--- Task prompt ---
Return all of the data exactly as given.

--- Supplied records ---

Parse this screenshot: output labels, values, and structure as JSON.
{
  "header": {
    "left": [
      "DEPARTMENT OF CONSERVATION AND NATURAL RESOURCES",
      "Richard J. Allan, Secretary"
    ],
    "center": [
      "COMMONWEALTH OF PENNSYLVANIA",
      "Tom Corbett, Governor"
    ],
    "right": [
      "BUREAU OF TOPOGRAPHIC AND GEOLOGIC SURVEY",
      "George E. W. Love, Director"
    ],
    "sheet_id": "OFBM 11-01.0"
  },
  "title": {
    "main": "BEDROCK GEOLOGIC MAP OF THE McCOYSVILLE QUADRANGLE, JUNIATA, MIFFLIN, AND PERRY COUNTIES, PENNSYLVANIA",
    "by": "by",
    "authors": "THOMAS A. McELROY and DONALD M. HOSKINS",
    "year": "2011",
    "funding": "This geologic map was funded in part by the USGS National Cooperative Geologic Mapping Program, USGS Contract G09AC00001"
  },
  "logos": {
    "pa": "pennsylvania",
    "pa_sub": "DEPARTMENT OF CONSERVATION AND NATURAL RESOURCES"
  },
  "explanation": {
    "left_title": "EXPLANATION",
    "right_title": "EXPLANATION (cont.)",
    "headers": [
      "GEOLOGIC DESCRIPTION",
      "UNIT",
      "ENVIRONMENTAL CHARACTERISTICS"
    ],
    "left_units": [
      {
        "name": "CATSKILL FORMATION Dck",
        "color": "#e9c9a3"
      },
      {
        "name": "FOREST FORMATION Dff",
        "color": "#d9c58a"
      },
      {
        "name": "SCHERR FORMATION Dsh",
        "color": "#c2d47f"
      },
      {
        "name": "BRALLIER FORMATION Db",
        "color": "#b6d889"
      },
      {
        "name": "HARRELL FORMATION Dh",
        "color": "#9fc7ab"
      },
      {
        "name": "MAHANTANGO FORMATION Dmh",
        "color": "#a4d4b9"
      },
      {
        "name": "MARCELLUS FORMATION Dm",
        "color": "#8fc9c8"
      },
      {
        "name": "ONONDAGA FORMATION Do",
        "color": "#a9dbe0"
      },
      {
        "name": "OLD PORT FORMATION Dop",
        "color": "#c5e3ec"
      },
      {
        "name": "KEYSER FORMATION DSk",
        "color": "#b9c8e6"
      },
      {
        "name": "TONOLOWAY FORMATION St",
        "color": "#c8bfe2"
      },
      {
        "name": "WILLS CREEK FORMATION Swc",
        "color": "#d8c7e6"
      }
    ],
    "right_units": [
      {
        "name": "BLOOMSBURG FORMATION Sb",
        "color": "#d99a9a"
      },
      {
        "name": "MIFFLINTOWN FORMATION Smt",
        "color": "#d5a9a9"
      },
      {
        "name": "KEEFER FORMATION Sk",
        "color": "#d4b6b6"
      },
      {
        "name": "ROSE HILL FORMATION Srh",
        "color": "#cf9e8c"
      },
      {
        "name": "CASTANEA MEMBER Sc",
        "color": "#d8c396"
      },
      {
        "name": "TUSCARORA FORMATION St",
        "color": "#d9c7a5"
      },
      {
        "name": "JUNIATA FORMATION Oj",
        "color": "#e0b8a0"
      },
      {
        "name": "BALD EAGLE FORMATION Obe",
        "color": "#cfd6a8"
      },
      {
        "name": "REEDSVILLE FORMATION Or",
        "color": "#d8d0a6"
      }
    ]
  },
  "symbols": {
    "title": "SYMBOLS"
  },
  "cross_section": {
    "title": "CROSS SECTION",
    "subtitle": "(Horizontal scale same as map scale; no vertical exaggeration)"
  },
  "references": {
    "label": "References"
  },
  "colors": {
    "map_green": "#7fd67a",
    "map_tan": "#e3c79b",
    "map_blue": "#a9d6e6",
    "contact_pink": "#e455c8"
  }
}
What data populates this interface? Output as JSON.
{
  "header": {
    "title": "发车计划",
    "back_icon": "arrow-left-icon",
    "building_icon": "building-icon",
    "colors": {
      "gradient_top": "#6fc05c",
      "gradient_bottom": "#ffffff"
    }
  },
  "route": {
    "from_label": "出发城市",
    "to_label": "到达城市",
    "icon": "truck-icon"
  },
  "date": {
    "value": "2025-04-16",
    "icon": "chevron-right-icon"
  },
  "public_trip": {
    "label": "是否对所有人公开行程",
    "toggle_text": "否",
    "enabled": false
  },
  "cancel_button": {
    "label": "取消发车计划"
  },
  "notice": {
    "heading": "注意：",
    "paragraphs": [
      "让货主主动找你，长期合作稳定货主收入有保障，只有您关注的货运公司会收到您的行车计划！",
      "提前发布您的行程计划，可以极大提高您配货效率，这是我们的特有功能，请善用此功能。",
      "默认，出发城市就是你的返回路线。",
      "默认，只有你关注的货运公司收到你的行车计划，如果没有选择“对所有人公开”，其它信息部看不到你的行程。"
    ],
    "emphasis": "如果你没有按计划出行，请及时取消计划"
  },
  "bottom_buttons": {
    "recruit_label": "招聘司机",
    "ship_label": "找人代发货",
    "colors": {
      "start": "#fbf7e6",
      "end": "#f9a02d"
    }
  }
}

--- Answer below ---
Parse this screenshot: output labels, values, and structure as JSON.
{
  "header": {
    "left": [
      "DEPARTMENT OF CONSERVATION AND NATURAL RESOURCES",
      "Richard J. Allan, Secretary"
    ],
    "center": [
      "COMMONWEALTH OF PENNSYLVANIA",
      "Tom Corbett, Governor"
    ],
    "right": [
      "BUREAU OF TOPOGRAPHIC AND GEOLOGIC SURVEY",
      "George E. W. Love, Director"
    ],
    "sheet_id": "OFBM 11-01.0"
  },
  "title": {
    "main": "BEDROCK GEOLOGIC MAP OF THE McCOYSVILLE QUADRANGLE, JUNIATA, MIFFLIN, AND PERRY COUNTIES, PENNSYLVANIA",
    "by": "by",
    "authors": "THOMAS A. McELROY and DONALD M. HOSKINS",
    "year": "2011",
    "funding": "This geologic map was funded in part by the USGS National Cooperative Geologic Mapping Program, USGS Contract G09AC00001"
  },
  "logos": {
    "pa": "pennsylvania",
    "pa_sub": "DEPARTMENT OF CONSERVATION AND NATURAL RESOURCES"
  },
  "explanation": {
    "left_title": "EXPLANATION",
    "right_title": "EXPLANATION (cont.)",
    "headers": [
      "GEOLOGIC DESCRIPTION",
      "UNIT",
      "ENVIRONMENTAL CHARACTERISTICS"
    ],
    "left_units": [
      {
        "name": "CATSKILL FORMATION Dck",
        "color": "#e9c9a3"
      },
      {
        "name": "FOREST FORMATION Dff",
        "color": "#d9c58a"
      },
      {
        "name": "SCHERR FORMATION Dsh",
        "color": "#c2d47f"
      },
      {
        "name": "BRALLIER FORMATION Db",
        "color": "#b6d889"
      },
      {
        "name": "HARRELL FORMATION Dh",
        "color": "#9fc7ab"
      },
      {
        "name": "MAHANTANGO FORMATION Dmh",
        "color": "#a4d4b9"
      },
      {
        "name": "MARCELLUS FORMATION Dm",
        "color": "#8fc9c8"
      },
      {
        "name": "ONONDAGA FORMATION Do",
        "color": "#a9dbe0"
      },
      {
        "name": "OLD PORT FORMATION Dop",
        "color": "#c5e3ec"
      },
      {
        "name": "KEYSER FORMATION DSk",
        "color": "#b9c8e6"
      },
      {
        "name": "TONOLOWAY FORMATION St",
        "color": "#c8bfe2"
      },
      {
        "name": "WILLS CREEK FORMATION Swc",
        "color": "#d8c7e6"
      }
    ],
    "right_units": [
      {
        "name": "BLOOMSBURG FORMATION Sb",
        "color": "#d99a9a"
      },
      {
        "name": "MIFFLINTOWN FORMATION Smt",
        "color": "#d5a9a9"
      },
      {
        "name": "KEEFER FORMATION Sk",
        "color": "#d4b6b6"
      },
      {
        "name": "ROSE HILL FORMATION Srh",
        "color": "#cf9e8c"
      },
      {
        "name": "CASTANEA MEMBER Sc",
        "color": "#d8c396"
      },
      {
        "name": "TUSCARORA FORMATION St",
        "color": "#d9c7a5"
      },
      {
        "name": "JUNIATA FORMATION Oj",
        "color": "#e0b8a0"
      },
      {
        "name": "BALD EAGLE FORMATION Obe",
        "color": "#cfd6a8"
      },
      {
        "name": "REEDSVILLE FORMATION Or",
        "color": "#d8d0a6"
      }
    ]
  },
  "symbols": {
    "title": "SYMBOLS"
  },
  "cross_section": {
    "title": "CROSS SECTION",
    "subtitle": "(Horizontal scale same as map scale; no vertical exaggeration)"
  },
  "references": {
    "label": "References"
  },
  "colors": {
    "map_green": "#7fd67a",
    "map_tan": "#e3c79b",
    "map_blue": "#a9d6e6",
    "contact_pink": "#e455c8"
  }
}
What data populates this interface? Output as JSON.
{
  "header": {
    "title": "发车计划",
    "back_icon": "arrow-left-icon",
    "building_icon": "building-icon",
    "colors": {
      "gradient_top": "#6fc05c",
      "gradient_bottom": "#ffffff"
    }
  },
  "route": {
    "from_label": "出发城市",
    "to_label": "到达城市",
    "icon": "truck-icon"
  },
  "date": {
    "value": "2025-04-16",
    "icon": "chevron-right-icon"
  },
  "public_trip": {
    "label": "是否对所有人公开行程",
    "toggle_text": "否",
    "enabled": false
  },
  "cancel_button": {
    "label": "取消发车计划"
  },
  "notice": {
    "heading": "注意：",
    "paragraphs": [
      "让货主主动找你，长期合作稳定货主收入有保障，只有您关注的货运公司会收到您的行车计划！",
      "提前发布您的行程计划，可以极大提高您配货效率，这是我们的特有功能，请善用此功能。",
      "默认，出发城市就是你的返回路线。",
      "默认，只有你关注的货运公司收到你的行车计划，如果没有选择“对所有人公开”，其它信息部看不到你的行程。"
    ],
    "emphasis": "如果你没有按计划出行，请及时取消计划"
  },
  "bottom_buttons": {
    "recruit_label": "招聘司机",
    "ship_label": "找人代发货",
    "colors": {
      "start": "#fbf7e6",
      "end": "#f9a02d"
    }
  }
}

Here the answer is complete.